Saved data entries:
------------------------------------------------------------------------
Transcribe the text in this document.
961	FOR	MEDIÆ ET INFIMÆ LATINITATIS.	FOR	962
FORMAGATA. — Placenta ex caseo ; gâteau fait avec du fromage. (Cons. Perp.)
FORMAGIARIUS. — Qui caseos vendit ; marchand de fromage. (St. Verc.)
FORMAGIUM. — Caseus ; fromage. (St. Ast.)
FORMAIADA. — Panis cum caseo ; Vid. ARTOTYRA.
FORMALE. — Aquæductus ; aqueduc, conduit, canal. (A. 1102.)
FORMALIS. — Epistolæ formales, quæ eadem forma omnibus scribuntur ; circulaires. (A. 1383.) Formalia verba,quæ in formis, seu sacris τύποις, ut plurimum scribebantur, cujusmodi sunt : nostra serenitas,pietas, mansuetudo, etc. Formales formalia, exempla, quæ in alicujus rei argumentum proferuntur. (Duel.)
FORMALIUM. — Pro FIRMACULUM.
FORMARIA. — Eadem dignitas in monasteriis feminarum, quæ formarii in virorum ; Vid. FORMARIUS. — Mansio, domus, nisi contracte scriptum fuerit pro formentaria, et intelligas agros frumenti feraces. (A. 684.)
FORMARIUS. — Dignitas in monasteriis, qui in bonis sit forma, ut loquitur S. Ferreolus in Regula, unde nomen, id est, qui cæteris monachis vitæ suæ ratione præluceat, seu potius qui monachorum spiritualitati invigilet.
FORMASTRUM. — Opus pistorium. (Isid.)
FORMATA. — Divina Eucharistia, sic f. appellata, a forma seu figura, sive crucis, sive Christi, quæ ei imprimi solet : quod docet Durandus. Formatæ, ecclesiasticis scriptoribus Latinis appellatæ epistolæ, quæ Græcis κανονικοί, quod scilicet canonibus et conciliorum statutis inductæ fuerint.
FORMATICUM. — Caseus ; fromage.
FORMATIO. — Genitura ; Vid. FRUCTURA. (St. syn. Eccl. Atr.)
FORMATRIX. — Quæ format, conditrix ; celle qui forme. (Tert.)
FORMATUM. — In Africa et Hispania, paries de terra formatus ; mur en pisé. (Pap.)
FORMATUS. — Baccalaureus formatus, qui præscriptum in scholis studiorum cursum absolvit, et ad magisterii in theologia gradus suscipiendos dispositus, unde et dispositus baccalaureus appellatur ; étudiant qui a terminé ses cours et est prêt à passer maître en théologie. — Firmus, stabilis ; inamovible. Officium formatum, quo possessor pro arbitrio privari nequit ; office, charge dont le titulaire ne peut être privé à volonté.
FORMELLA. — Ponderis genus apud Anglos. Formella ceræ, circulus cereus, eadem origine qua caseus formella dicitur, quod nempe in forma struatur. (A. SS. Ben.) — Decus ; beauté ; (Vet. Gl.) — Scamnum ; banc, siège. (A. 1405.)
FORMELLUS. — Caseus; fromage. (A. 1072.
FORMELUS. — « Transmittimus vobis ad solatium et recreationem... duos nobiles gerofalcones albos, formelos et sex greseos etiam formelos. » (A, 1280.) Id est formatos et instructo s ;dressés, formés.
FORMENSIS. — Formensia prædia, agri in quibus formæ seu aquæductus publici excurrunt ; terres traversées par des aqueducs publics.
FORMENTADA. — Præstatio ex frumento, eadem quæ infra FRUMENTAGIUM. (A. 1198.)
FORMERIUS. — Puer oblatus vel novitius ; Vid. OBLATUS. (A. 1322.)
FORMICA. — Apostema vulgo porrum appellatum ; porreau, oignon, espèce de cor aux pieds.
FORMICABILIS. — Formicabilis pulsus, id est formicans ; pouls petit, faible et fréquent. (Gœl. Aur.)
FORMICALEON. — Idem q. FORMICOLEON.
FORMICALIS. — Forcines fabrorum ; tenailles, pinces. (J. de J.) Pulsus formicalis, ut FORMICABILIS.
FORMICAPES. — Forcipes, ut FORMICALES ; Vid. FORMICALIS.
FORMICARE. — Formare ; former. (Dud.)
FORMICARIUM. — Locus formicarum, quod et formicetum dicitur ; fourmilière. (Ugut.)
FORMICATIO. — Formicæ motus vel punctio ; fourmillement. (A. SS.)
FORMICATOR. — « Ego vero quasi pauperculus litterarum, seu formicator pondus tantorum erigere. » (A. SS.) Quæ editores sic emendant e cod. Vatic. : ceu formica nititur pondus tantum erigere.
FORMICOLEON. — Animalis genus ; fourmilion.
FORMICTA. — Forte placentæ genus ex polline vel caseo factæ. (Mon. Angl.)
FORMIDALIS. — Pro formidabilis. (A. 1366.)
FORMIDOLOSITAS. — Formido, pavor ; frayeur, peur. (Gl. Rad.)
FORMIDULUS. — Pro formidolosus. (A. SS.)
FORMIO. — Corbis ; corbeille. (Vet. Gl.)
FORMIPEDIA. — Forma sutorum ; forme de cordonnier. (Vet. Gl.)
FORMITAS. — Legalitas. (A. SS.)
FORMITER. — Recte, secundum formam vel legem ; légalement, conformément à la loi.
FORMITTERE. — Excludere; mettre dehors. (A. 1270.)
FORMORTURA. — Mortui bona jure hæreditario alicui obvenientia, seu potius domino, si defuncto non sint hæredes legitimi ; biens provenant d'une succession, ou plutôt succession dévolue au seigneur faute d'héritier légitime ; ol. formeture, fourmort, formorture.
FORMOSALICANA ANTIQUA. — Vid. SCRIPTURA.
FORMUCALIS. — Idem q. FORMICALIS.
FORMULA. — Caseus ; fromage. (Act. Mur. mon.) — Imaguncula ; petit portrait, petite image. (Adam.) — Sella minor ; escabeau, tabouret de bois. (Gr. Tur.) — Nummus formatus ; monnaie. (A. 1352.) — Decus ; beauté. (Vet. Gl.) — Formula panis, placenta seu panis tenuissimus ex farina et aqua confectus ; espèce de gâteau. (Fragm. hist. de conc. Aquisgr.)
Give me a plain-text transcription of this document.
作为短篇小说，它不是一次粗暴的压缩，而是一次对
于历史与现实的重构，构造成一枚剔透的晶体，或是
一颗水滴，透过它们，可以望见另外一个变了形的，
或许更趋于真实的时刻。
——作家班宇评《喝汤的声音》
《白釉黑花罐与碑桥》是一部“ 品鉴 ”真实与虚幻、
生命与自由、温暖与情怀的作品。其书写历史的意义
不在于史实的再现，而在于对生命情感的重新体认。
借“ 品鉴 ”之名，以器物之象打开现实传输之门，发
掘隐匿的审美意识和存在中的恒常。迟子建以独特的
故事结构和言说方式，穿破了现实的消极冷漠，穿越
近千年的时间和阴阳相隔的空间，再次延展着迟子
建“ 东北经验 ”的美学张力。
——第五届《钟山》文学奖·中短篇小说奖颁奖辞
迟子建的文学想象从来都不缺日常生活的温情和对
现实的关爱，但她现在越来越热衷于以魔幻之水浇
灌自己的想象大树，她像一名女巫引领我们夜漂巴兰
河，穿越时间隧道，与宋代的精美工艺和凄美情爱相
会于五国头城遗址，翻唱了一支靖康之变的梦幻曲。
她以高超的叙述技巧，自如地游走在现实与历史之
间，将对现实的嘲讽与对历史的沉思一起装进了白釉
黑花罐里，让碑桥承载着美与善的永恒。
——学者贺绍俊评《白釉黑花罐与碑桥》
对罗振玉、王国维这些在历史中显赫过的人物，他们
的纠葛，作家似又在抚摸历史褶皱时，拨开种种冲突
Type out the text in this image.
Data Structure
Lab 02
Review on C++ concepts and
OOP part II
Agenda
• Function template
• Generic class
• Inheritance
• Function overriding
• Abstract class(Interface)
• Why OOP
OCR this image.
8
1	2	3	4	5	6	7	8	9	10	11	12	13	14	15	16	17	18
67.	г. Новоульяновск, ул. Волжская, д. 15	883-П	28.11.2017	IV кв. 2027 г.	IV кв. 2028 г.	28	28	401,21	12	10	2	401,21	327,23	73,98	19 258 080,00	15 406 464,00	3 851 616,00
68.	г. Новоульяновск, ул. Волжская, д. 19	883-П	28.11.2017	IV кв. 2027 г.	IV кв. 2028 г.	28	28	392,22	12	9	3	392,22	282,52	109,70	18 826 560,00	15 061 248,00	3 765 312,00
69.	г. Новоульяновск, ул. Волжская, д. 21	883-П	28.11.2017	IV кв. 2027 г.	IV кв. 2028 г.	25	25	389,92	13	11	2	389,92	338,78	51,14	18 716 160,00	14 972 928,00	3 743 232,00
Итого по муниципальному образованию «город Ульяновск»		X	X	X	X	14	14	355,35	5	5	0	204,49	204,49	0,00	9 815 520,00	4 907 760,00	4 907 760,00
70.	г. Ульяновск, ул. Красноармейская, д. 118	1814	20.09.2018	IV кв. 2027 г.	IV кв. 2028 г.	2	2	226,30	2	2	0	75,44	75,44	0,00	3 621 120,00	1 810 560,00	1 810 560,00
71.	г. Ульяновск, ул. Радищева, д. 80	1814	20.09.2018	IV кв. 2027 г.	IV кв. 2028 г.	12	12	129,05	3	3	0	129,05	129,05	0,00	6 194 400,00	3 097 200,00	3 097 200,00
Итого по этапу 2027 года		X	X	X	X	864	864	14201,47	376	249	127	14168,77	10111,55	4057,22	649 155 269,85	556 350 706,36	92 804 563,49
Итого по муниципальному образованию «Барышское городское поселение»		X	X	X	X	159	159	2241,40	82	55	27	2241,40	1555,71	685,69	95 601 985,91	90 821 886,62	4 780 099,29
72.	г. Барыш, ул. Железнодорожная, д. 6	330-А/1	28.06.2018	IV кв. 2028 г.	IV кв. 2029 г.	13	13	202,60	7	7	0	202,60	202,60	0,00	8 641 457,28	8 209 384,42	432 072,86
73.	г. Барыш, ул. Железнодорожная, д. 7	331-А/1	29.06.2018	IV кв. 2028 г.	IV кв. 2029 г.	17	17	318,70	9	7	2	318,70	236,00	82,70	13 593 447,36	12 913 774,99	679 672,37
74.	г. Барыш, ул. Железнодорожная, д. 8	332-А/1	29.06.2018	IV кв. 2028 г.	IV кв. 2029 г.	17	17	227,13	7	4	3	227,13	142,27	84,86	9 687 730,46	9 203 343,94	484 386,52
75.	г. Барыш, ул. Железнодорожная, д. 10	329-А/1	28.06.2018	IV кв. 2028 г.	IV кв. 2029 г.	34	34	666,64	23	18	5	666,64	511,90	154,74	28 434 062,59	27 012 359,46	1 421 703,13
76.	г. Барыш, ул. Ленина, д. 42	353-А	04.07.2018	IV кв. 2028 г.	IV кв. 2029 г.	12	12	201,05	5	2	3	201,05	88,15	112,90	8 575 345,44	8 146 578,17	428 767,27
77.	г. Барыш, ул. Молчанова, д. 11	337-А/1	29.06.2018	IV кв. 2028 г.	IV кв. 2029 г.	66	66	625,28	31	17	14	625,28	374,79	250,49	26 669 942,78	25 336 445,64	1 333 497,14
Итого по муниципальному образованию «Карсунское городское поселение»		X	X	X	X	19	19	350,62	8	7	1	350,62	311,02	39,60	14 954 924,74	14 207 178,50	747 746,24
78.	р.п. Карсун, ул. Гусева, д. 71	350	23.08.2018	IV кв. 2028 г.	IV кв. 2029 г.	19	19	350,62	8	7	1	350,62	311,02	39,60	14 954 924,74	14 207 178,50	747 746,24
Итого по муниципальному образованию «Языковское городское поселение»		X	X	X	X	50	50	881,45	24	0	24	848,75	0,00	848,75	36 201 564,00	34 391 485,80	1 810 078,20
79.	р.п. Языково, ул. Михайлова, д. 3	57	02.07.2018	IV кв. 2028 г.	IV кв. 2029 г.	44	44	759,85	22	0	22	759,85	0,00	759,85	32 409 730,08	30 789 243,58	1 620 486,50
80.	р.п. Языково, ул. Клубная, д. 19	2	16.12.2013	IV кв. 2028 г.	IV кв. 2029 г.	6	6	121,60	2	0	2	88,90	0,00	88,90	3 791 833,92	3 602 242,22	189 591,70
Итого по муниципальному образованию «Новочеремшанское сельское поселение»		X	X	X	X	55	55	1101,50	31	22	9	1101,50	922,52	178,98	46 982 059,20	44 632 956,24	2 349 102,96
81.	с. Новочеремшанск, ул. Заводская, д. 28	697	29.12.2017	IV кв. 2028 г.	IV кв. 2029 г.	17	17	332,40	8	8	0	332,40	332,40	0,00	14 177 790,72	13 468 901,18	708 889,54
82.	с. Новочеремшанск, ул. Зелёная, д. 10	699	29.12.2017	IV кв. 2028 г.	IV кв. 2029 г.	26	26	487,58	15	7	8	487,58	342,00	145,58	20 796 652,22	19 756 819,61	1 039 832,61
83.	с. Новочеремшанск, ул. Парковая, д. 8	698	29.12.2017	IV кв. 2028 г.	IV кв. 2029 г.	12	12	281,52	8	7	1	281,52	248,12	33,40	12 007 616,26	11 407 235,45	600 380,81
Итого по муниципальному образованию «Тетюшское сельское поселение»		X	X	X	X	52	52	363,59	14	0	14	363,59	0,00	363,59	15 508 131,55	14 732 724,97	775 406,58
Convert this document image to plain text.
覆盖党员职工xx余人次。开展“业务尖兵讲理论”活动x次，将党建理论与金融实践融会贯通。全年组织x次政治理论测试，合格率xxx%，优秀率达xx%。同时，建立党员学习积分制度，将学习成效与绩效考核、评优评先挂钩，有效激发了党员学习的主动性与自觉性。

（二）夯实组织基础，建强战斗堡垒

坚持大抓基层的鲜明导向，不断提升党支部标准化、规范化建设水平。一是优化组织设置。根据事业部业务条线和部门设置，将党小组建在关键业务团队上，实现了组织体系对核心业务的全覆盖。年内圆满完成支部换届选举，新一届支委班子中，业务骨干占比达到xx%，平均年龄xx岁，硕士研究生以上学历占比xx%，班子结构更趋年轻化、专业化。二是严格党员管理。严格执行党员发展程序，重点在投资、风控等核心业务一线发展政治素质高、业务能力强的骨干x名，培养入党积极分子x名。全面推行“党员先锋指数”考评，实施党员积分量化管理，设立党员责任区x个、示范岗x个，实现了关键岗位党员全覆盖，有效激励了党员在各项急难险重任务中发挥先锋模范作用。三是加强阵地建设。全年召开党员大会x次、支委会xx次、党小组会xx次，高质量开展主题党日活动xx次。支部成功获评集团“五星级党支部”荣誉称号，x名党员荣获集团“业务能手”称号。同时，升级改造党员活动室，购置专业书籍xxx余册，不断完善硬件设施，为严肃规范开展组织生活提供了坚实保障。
------------------------------------------------------------------------
What to do> In the material above, find the lines that contain "genus" and show them.

Expected output>
FORMELLA. — Ponderis genus apud Anglos. Formella ceræ, circulus cereus, eadem origine qua caseus formella dicitur, quod nempe in forma struatur. (A. SS. Ben.) — Decus ; beauté ; (Vet. Gl.) — Scamnum ; banc, siège. (A. 1405.)
FORMICOLEON. — Animalis genus ; fourmilion.
FORMICTA. — Forte placentæ genus ex polline vel caseo factæ. (Mon. Angl.)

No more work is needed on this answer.